** BEGIN SUPPLIED RECORDS **
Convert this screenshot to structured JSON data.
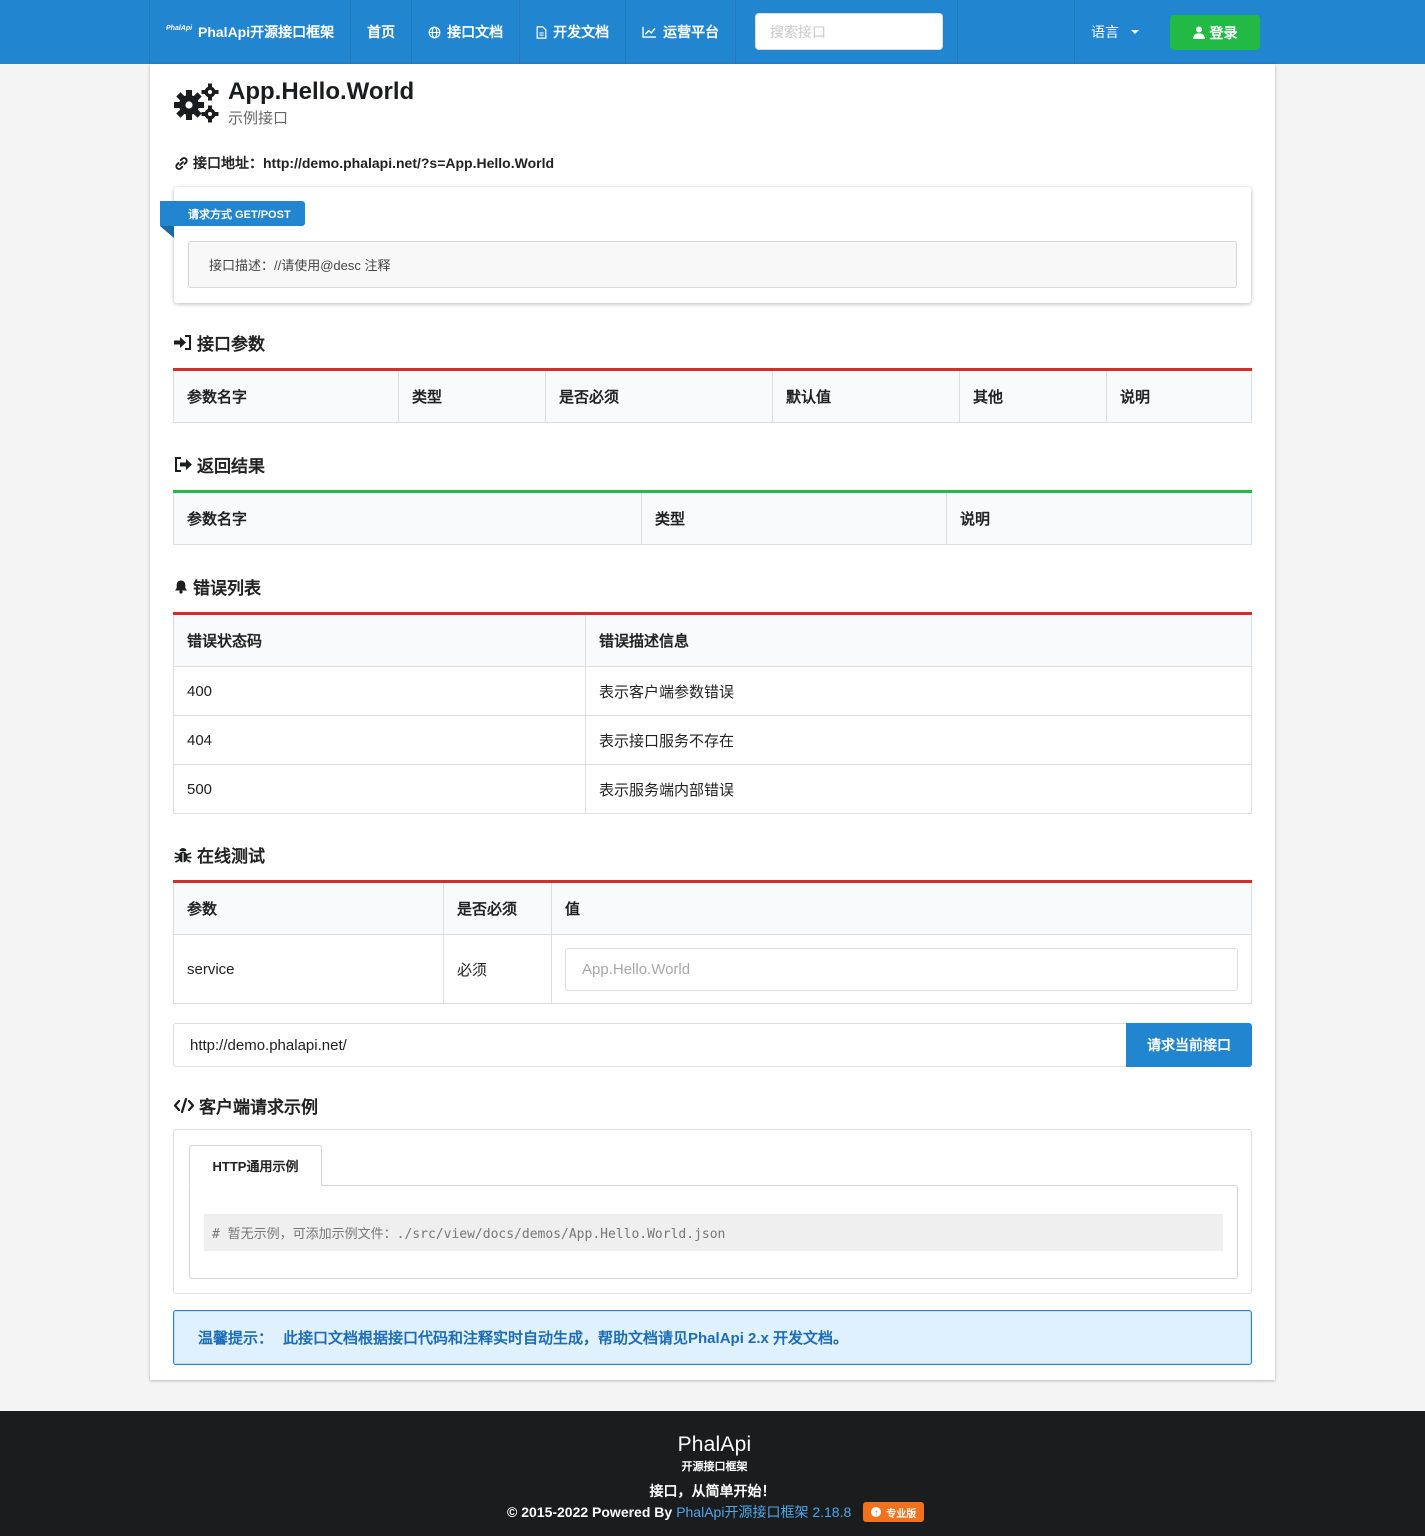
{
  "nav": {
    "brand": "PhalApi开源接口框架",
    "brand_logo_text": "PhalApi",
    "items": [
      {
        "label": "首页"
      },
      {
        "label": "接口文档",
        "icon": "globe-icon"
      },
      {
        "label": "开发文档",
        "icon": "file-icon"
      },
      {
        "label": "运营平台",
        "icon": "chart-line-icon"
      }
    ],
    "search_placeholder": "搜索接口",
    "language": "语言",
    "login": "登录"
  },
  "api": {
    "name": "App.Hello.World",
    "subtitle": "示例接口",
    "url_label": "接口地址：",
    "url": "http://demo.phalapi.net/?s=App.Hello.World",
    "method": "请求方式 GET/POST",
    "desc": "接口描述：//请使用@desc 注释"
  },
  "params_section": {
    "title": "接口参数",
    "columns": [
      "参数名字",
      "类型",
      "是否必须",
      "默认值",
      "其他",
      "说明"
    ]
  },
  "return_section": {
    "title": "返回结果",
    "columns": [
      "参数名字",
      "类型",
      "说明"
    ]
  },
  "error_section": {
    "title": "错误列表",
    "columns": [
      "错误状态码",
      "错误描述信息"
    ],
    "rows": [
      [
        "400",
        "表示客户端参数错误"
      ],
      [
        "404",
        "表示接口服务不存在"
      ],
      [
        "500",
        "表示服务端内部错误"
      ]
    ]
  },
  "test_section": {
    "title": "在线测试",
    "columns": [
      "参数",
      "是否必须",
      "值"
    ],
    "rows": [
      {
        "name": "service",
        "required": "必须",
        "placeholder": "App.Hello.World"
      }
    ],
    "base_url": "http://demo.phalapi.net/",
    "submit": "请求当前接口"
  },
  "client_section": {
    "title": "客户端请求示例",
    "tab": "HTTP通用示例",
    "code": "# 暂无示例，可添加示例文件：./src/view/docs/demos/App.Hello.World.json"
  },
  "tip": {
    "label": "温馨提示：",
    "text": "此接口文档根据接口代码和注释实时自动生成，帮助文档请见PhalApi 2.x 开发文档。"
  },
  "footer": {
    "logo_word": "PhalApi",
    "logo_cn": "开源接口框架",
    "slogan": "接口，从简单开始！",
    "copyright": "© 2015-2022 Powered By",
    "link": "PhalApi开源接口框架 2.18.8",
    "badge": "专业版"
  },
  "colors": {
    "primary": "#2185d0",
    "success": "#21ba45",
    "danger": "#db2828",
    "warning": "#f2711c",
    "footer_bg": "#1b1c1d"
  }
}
** END SUPPLIED RECORDS **
- **GIVEN PROBLEM**:
Copy the data word for word. Pictures do not go in the copy.

- **EXPECTED OUTPUT**:
Convert this screenshot to structured JSON data.
{
  "nav": {
    "brand": "PhalApi开源接口框架",
    "brand_logo_text": "PhalApi",
    "items": [
      {
        "label": "首页"
      },
      {
        "label": "接口文档",
        "icon": "globe-icon"
      },
      {
        "label": "开发文档",
        "icon": "file-icon"
      },
      {
        "label": "运营平台",
        "icon": "chart-line-icon"
      }
    ],
    "search_placeholder": "搜索接口",
    "language": "语言",
    "login": "登录"
  },
  "api": {
    "name": "App.Hello.World",
    "subtitle": "示例接口",
    "url_label": "接口地址：",
    "url": "http://demo.phalapi.net/?s=App.Hello.World",
    "method": "请求方式 GET/POST",
    "desc": "接口描述：//请使用@desc 注释"
  },
  "params_section": {
    "title": "接口参数",
    "columns": [
      "参数名字",
      "类型",
      "是否必须",
      "默认值",
      "其他",
      "说明"
    ]
  },
  "return_section": {
    "title": "返回结果",
    "columns": [
      "参数名字",
      "类型",
      "说明"
    ]
  },
  "error_section": {
    "title": "错误列表",
    "columns": [
      "错误状态码",
      "错误描述信息"
    ],
    "rows": [
      [
        "400",
        "表示客户端参数错误"
      ],
      [
        "404",
        "表示接口服务不存在"
      ],
      [
        "500",
        "表示服务端内部错误"
      ]
    ]
  },
  "test_section": {
    "title": "在线测试",
    "columns": [
      "参数",
      "是否必须",
      "值"
    ],
    "rows": [
      {
        "name": "service",
        "required": "必须",
        "placeholder": "App.Hello.World"
      }
    ],
    "base_url": "http://demo.phalapi.net/",
    "submit": "请求当前接口"
  },
  "client_section": {
    "title": "客户端请求示例",
    "tab": "HTTP通用示例",
    "code": "# 暂无示例，可添加示例文件：./src/view/docs/demos/App.Hello.World.json"
  },
  "tip": {
    "label": "温馨提示：",
    "text": "此接口文档根据接口代码和注释实时自动生成，帮助文档请见PhalApi 2.x 开发文档。"
  },
  "footer": {
    "logo_word": "PhalApi",
    "logo_cn": "开源接口框架",
    "slogan": "接口，从简单开始！",
    "copyright": "© 2015-2022 Powered By",
    "link": "PhalApi开源接口框架 2.18.8",
    "badge": "专业版"
  },
  "colors": {
    "primary": "#2185d0",
    "success": "#21ba45",
    "danger": "#db2828",
    "warning": "#f2711c",
    "footer_bg": "#1b1c1d"
  }
}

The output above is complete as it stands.